━━━━━ RAW RECORDS

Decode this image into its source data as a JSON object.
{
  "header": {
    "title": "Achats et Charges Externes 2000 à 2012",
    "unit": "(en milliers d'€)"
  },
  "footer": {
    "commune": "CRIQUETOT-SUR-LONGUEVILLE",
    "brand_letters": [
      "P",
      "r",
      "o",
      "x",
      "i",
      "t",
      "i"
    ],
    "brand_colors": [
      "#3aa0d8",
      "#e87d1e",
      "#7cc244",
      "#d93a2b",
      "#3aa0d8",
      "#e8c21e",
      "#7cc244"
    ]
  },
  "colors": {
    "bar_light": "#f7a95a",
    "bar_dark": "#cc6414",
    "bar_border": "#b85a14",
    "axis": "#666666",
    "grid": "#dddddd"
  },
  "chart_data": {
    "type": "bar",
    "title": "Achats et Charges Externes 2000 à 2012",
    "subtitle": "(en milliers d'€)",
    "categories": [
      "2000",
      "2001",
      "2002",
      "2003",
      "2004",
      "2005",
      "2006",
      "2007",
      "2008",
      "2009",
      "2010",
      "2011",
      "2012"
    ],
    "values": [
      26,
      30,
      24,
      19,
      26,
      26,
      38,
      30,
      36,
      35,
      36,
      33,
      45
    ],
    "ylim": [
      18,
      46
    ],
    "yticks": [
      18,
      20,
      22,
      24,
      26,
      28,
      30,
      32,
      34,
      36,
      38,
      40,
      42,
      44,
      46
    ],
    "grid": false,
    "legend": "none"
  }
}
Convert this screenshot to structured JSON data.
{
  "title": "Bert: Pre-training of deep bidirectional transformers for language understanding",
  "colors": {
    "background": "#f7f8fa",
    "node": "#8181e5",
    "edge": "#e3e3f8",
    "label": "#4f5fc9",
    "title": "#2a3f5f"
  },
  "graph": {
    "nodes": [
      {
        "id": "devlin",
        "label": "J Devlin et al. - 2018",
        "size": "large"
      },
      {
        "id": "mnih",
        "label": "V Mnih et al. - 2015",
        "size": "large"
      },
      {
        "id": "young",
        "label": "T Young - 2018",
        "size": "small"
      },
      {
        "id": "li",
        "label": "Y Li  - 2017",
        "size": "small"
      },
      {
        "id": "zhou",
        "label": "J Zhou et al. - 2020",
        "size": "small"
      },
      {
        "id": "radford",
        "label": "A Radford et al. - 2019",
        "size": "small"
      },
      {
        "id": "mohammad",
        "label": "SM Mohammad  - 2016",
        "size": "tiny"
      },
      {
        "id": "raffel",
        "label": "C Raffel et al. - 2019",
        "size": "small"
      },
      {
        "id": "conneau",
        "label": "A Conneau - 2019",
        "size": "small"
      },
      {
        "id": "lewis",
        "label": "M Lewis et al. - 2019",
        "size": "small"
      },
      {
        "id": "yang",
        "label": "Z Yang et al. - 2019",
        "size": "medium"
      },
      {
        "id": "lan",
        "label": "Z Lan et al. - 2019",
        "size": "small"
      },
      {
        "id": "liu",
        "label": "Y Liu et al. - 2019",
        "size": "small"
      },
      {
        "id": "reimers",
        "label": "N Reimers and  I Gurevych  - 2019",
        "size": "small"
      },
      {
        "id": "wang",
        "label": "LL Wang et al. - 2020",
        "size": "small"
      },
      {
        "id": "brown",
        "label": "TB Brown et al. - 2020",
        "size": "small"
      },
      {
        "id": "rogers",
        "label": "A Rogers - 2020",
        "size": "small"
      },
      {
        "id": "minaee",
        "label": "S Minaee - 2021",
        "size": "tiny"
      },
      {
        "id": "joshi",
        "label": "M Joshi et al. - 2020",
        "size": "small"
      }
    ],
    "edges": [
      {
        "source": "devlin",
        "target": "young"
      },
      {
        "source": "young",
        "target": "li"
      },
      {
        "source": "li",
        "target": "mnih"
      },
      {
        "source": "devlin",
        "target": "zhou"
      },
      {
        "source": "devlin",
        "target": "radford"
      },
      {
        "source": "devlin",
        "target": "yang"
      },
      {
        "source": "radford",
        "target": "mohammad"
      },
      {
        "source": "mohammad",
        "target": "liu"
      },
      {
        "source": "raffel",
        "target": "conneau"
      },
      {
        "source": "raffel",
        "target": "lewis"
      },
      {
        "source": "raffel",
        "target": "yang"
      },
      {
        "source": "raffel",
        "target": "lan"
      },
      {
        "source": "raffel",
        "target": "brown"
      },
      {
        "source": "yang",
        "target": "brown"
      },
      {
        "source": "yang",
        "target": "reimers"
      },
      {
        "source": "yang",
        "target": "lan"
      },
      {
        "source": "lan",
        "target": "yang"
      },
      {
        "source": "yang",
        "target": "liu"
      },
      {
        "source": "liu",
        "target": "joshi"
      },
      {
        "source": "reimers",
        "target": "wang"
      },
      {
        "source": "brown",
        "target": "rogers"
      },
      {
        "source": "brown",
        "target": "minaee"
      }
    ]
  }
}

━━━━━━━━━━

EXERCISE: Extract the listing in its entirety, matching it exactly.

FULL OUTPUT:
Decode this image into its source data as a JSON object.
{
  "header": {
    "title": "Achats et Charges Externes 2000 à 2012",
    "unit": "(en milliers d'€)"
  },
  "footer": {
    "commune": "CRIQUETOT-SUR-LONGUEVILLE",
    "brand_letters": [
      "P",
      "r",
      "o",
      "x",
      "i",
      "t",
      "i"
    ],
    "brand_colors": [
      "#3aa0d8",
      "#e87d1e",
      "#7cc244",
      "#d93a2b",
      "#3aa0d8",
      "#e8c21e",
      "#7cc244"
    ]
  },
  "colors": {
    "bar_light": "#f7a95a",
    "bar_dark": "#cc6414",
    "bar_border": "#b85a14",
    "axis": "#666666",
    "grid": "#dddddd"
  },
  "chart_data": {
    "type": "bar",
    "title": "Achats et Charges Externes 2000 à 2012",
    "subtitle": "(en milliers d'€)",
    "categories": [
      "2000",
      "2001",
      "2002",
      "2003",
      "2004",
      "2005",
      "2006",
      "2007",
      "2008",
      "2009",
      "2010",
      "2011",
      "2012"
    ],
    "values": [
      26,
      30,
      24,
      19,
      26,
      26,
      38,
      30,
      36,
      35,
      36,
      33,
      45
    ],
    "ylim": [
      18,
      46
    ],
    "yticks": [
      18,
      20,
      22,
      24,
      26,
      28,
      30,
      32,
      34,
      36,
      38,
      40,
      42,
      44,
      46
    ],
    "grid": false,
    "legend": "none"
  }
}
Convert this screenshot to structured JSON data.
{
  "title": "Bert: Pre-training of deep bidirectional transformers for language understanding",
  "colors": {
    "background": "#f7f8fa",
    "node": "#8181e5",
    "edge": "#e3e3f8",
    "label": "#4f5fc9",
    "title": "#2a3f5f"
  },
  "graph": {
    "nodes": [
      {
        "id": "devlin",
        "label": "J Devlin et al. - 2018",
        "size": "large"
      },
      {
        "id": "mnih",
        "label": "V Mnih et al. - 2015",
        "size": "large"
      },
      {
        "id": "young",
        "label": "T Young - 2018",
        "size": "small"
      },
      {
        "id": "li",
        "label": "Y Li  - 2017",
        "size": "small"
      },
      {
        "id": "zhou",
        "label": "J Zhou et al. - 2020",
        "size": "small"
      },
      {
        "id": "radford",
        "label": "A Radford et al. - 2019",
        "size": "small"
      },
      {
        "id": "mohammad",
        "label": "SM Mohammad  - 2016",
        "size": "tiny"
      },
      {
        "id": "raffel",
        "label": "C Raffel et al. - 2019",
        "size": "small"
      },
      {
        "id": "conneau",
        "label": "A Conneau - 2019",
        "size": "small"
      },
      {
        "id": "lewis",
        "label": "M Lewis et al. - 2019",
        "size": "small"
      },
      {
        "id": "yang",
        "label": "Z Yang et al. - 2019",
        "size": "medium"
      },
      {
        "id": "lan",
        "label": "Z Lan et al. - 2019",
        "size": "small"
      },
      {
        "id": "liu",
        "label": "Y Liu et al. - 2019",
        "size": "small"
      },
      {
        "id": "reimers",
        "label": "N Reimers and  I Gurevych  - 2019",
        "size": "small"
      },
      {
        "id": "wang",
        "label": "LL Wang et al. - 2020",
        "size": "small"
      },
      {
        "id": "brown",
        "label": "TB Brown et al. - 2020",
        "size": "small"
      },
      {
        "id": "rogers",
        "label": "A Rogers - 2020",
        "size": "small"
      },
      {
        "id": "minaee",
        "label": "S Minaee - 2021",
        "size": "tiny"
      },
      {
        "id": "joshi",
        "label": "M Joshi et al. - 2020",
        "size": "small"
      }
    ],
    "edges": [
      {
        "source": "devlin",
        "target": "young"
      },
      {
        "source": "young",
        "target": "li"
      },
      {
        "source": "li",
        "target": "mnih"
      },
      {
        "source": "devlin",
        "target": "zhou"
      },
      {
        "source": "devlin",
        "target": "radford"
      },
      {
        "source": "devlin",
        "target": "yang"
      },
      {
        "source": "radford",
        "target": "mohammad"
      },
      {
        "source": "mohammad",
        "target": "liu"
      },
      {
        "source": "raffel",
        "target": "conneau"
      },
      {
        "source": "raffel",
        "target": "lewis"
      },
      {
        "source": "raffel",
        "target": "yang"
      },
      {
        "source": "raffel",
        "target": "lan"
      },
      {
        "source": "raffel",
        "target": "brown"
      },
      {
        "source": "yang",
        "target": "brown"
      },
      {
        "source": "yang",
        "target": "reimers"
      },
      {
        "source": "yang",
        "target": "lan"
      },
      {
        "source": "lan",
        "target": "yang"
      },
      {
        "source": "yang",
        "target": "liu"
      },
      {
        "source": "liu",
        "target": "joshi"
      },
      {
        "source": "reimers",
        "target": "wang"
      },
      {
        "source": "brown",
        "target": "rogers"
      },
      {
        "source": "brown",
        "target": "minaee"
      }
    ]
  }
}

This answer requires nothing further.